* start Material shown *
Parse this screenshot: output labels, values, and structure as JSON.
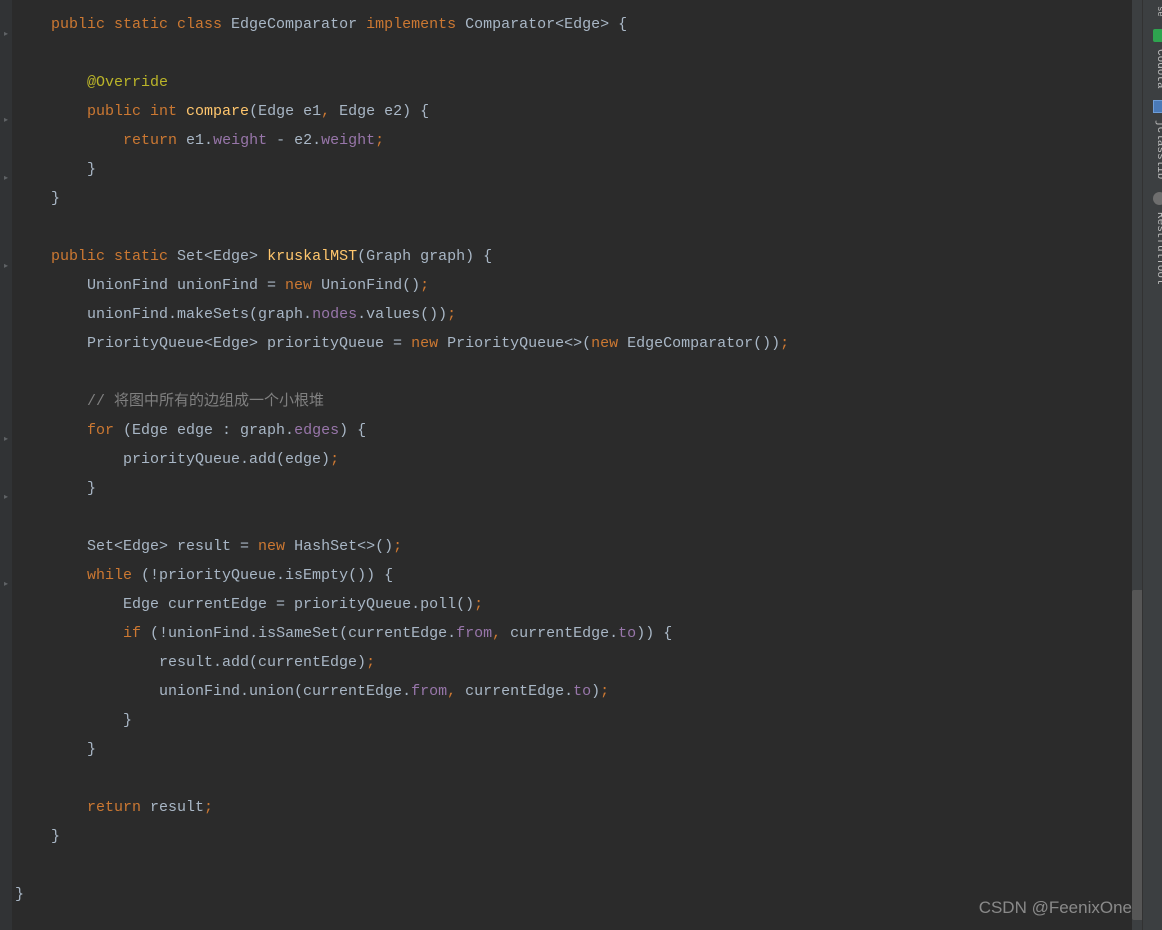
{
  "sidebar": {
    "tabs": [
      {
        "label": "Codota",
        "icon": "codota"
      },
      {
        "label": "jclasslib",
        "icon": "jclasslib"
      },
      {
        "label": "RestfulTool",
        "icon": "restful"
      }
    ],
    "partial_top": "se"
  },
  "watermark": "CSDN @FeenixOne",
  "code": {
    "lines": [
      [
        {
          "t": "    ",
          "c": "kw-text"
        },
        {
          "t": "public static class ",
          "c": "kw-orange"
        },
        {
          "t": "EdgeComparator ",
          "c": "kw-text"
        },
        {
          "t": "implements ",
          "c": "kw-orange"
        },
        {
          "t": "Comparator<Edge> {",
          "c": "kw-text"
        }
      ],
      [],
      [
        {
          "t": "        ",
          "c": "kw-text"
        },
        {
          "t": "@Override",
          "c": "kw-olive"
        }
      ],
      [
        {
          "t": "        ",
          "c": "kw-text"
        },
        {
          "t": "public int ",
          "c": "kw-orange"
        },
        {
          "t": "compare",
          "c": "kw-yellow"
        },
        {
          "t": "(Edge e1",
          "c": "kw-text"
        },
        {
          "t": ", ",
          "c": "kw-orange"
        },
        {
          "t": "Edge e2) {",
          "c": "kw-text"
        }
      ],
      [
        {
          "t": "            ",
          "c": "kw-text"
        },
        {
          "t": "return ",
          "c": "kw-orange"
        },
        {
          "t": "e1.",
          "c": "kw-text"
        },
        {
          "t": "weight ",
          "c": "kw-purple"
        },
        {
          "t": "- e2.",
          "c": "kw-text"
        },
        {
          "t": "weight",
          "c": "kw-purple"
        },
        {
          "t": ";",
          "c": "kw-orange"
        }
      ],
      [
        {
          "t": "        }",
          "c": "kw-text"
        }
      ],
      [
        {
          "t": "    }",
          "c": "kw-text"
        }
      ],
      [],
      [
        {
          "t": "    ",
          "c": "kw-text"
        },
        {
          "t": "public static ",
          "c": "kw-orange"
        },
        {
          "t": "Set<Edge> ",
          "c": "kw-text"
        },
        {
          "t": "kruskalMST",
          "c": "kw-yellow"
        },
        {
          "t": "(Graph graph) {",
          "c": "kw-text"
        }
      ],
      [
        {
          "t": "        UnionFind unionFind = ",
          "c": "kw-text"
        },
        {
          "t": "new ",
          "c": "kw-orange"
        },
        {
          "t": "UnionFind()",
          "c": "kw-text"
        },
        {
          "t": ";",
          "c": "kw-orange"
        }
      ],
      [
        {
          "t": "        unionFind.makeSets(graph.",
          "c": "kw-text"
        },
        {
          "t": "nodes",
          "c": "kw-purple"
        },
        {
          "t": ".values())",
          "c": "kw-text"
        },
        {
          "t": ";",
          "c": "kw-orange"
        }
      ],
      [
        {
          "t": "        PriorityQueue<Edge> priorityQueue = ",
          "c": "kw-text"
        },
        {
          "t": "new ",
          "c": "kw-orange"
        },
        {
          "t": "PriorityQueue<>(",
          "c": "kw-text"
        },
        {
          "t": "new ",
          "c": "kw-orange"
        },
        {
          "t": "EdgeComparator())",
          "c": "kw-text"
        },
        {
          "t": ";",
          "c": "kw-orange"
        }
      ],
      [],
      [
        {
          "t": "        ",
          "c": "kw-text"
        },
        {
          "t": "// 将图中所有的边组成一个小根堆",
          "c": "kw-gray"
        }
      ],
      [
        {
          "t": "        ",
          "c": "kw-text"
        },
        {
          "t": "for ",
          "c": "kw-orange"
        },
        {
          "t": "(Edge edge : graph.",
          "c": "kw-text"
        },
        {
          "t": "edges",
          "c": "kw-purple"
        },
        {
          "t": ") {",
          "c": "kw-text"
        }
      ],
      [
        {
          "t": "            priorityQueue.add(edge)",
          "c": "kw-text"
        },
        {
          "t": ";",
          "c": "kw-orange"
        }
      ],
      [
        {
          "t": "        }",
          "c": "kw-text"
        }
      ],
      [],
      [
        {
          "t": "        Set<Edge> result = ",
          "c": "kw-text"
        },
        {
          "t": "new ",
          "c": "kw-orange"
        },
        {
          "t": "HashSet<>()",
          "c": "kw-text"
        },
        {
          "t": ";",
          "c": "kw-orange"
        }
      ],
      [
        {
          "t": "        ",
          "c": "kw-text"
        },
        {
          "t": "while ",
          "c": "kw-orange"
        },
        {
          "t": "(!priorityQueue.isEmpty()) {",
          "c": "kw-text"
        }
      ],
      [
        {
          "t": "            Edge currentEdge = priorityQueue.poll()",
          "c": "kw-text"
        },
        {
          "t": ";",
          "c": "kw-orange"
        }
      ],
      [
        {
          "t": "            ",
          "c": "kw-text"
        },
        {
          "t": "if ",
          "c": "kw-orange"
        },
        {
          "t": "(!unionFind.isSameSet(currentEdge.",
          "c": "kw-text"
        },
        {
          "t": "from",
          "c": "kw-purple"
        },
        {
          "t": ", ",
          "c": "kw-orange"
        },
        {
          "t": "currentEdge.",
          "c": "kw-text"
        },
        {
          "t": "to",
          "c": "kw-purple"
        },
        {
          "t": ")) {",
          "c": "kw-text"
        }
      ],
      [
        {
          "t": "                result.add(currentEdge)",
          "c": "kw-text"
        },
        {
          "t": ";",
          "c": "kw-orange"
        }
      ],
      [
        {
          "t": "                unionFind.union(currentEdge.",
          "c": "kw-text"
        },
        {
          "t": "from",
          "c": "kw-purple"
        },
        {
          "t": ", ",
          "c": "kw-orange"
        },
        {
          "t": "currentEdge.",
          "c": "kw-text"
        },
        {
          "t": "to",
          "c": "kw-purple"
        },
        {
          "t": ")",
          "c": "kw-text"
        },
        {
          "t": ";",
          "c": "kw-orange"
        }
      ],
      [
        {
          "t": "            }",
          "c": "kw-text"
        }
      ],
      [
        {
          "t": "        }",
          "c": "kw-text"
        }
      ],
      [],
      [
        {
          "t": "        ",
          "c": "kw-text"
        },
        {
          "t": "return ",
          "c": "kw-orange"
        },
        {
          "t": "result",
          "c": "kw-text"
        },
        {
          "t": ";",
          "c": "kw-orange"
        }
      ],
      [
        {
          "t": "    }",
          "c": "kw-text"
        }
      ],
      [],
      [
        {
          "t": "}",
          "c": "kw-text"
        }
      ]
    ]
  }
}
* end Material shown *
- Task prompt
Transcribe the listing in full and omit the pictures.

- Response to the task
Parse this screenshot: output labels, values, and structure as JSON.
{
  "sidebar": {
    "tabs": [
      {
        "label": "Codota",
        "icon": "codota"
      },
      {
        "label": "jclasslib",
        "icon": "jclasslib"
      },
      {
        "label": "RestfulTool",
        "icon": "restful"
      }
    ],
    "partial_top": "se"
  },
  "watermark": "CSDN @FeenixOne",
  "code": {
    "lines": [
      [
        {
          "t": "    ",
          "c": "kw-text"
        },
        {
          "t": "public static class ",
          "c": "kw-orange"
        },
        {
          "t": "EdgeComparator ",
          "c": "kw-text"
        },
        {
          "t": "implements ",
          "c": "kw-orange"
        },
        {
          "t": "Comparator<Edge> {",
          "c": "kw-text"
        }
      ],
      [],
      [
        {
          "t": "        ",
          "c": "kw-text"
        },
        {
          "t": "@Override",
          "c": "kw-olive"
        }
      ],
      [
        {
          "t": "        ",
          "c": "kw-text"
        },
        {
          "t": "public int ",
          "c": "kw-orange"
        },
        {
          "t": "compare",
          "c": "kw-yellow"
        },
        {
          "t": "(Edge e1",
          "c": "kw-text"
        },
        {
          "t": ", ",
          "c": "kw-orange"
        },
        {
          "t": "Edge e2) {",
          "c": "kw-text"
        }
      ],
      [
        {
          "t": "            ",
          "c": "kw-text"
        },
        {
          "t": "return ",
          "c": "kw-orange"
        },
        {
          "t": "e1.",
          "c": "kw-text"
        },
        {
          "t": "weight ",
          "c": "kw-purple"
        },
        {
          "t": "- e2.",
          "c": "kw-text"
        },
        {
          "t": "weight",
          "c": "kw-purple"
        },
        {
          "t": ";",
          "c": "kw-orange"
        }
      ],
      [
        {
          "t": "        }",
          "c": "kw-text"
        }
      ],
      [
        {
          "t": "    }",
          "c": "kw-text"
        }
      ],
      [],
      [
        {
          "t": "    ",
          "c": "kw-text"
        },
        {
          "t": "public static ",
          "c": "kw-orange"
        },
        {
          "t": "Set<Edge> ",
          "c": "kw-text"
        },
        {
          "t": "kruskalMST",
          "c": "kw-yellow"
        },
        {
          "t": "(Graph graph) {",
          "c": "kw-text"
        }
      ],
      [
        {
          "t": "        UnionFind unionFind = ",
          "c": "kw-text"
        },
        {
          "t": "new ",
          "c": "kw-orange"
        },
        {
          "t": "UnionFind()",
          "c": "kw-text"
        },
        {
          "t": ";",
          "c": "kw-orange"
        }
      ],
      [
        {
          "t": "        unionFind.makeSets(graph.",
          "c": "kw-text"
        },
        {
          "t": "nodes",
          "c": "kw-purple"
        },
        {
          "t": ".values())",
          "c": "kw-text"
        },
        {
          "t": ";",
          "c": "kw-orange"
        }
      ],
      [
        {
          "t": "        PriorityQueue<Edge> priorityQueue = ",
          "c": "kw-text"
        },
        {
          "t": "new ",
          "c": "kw-orange"
        },
        {
          "t": "PriorityQueue<>(",
          "c": "kw-text"
        },
        {
          "t": "new ",
          "c": "kw-orange"
        },
        {
          "t": "EdgeComparator())",
          "c": "kw-text"
        },
        {
          "t": ";",
          "c": "kw-orange"
        }
      ],
      [],
      [
        {
          "t": "        ",
          "c": "kw-text"
        },
        {
          "t": "// 将图中所有的边组成一个小根堆",
          "c": "kw-gray"
        }
      ],
      [
        {
          "t": "        ",
          "c": "kw-text"
        },
        {
          "t": "for ",
          "c": "kw-orange"
        },
        {
          "t": "(Edge edge : graph.",
          "c": "kw-text"
        },
        {
          "t": "edges",
          "c": "kw-purple"
        },
        {
          "t": ") {",
          "c": "kw-text"
        }
      ],
      [
        {
          "t": "            priorityQueue.add(edge)",
          "c": "kw-text"
        },
        {
          "t": ";",
          "c": "kw-orange"
        }
      ],
      [
        {
          "t": "        }",
          "c": "kw-text"
        }
      ],
      [],
      [
        {
          "t": "        Set<Edge> result = ",
          "c": "kw-text"
        },
        {
          "t": "new ",
          "c": "kw-orange"
        },
        {
          "t": "HashSet<>()",
          "c": "kw-text"
        },
        {
          "t": ";",
          "c": "kw-orange"
        }
      ],
      [
        {
          "t": "        ",
          "c": "kw-text"
        },
        {
          "t": "while ",
          "c": "kw-orange"
        },
        {
          "t": "(!priorityQueue.isEmpty()) {",
          "c": "kw-text"
        }
      ],
      [
        {
          "t": "            Edge currentEdge = priorityQueue.poll()",
          "c": "kw-text"
        },
        {
          "t": ";",
          "c": "kw-orange"
        }
      ],
      [
        {
          "t": "            ",
          "c": "kw-text"
        },
        {
          "t": "if ",
          "c": "kw-orange"
        },
        {
          "t": "(!unionFind.isSameSet(currentEdge.",
          "c": "kw-text"
        },
        {
          "t": "from",
          "c": "kw-purple"
        },
        {
          "t": ", ",
          "c": "kw-orange"
        },
        {
          "t": "currentEdge.",
          "c": "kw-text"
        },
        {
          "t": "to",
          "c": "kw-purple"
        },
        {
          "t": ")) {",
          "c": "kw-text"
        }
      ],
      [
        {
          "t": "                result.add(currentEdge)",
          "c": "kw-text"
        },
        {
          "t": ";",
          "c": "kw-orange"
        }
      ],
      [
        {
          "t": "                unionFind.union(currentEdge.",
          "c": "kw-text"
        },
        {
          "t": "from",
          "c": "kw-purple"
        },
        {
          "t": ", ",
          "c": "kw-orange"
        },
        {
          "t": "currentEdge.",
          "c": "kw-text"
        },
        {
          "t": "to",
          "c": "kw-purple"
        },
        {
          "t": ")",
          "c": "kw-text"
        },
        {
          "t": ";",
          "c": "kw-orange"
        }
      ],
      [
        {
          "t": "            }",
          "c": "kw-text"
        }
      ],
      [
        {
          "t": "        }",
          "c": "kw-text"
        }
      ],
      [],
      [
        {
          "t": "        ",
          "c": "kw-text"
        },
        {
          "t": "return ",
          "c": "kw-orange"
        },
        {
          "t": "result",
          "c": "kw-text"
        },
        {
          "t": ";",
          "c": "kw-orange"
        }
      ],
      [
        {
          "t": "    }",
          "c": "kw-text"
        }
      ],
      [],
      [
        {
          "t": "}",
          "c": "kw-text"
        }
      ]
    ]
  }
}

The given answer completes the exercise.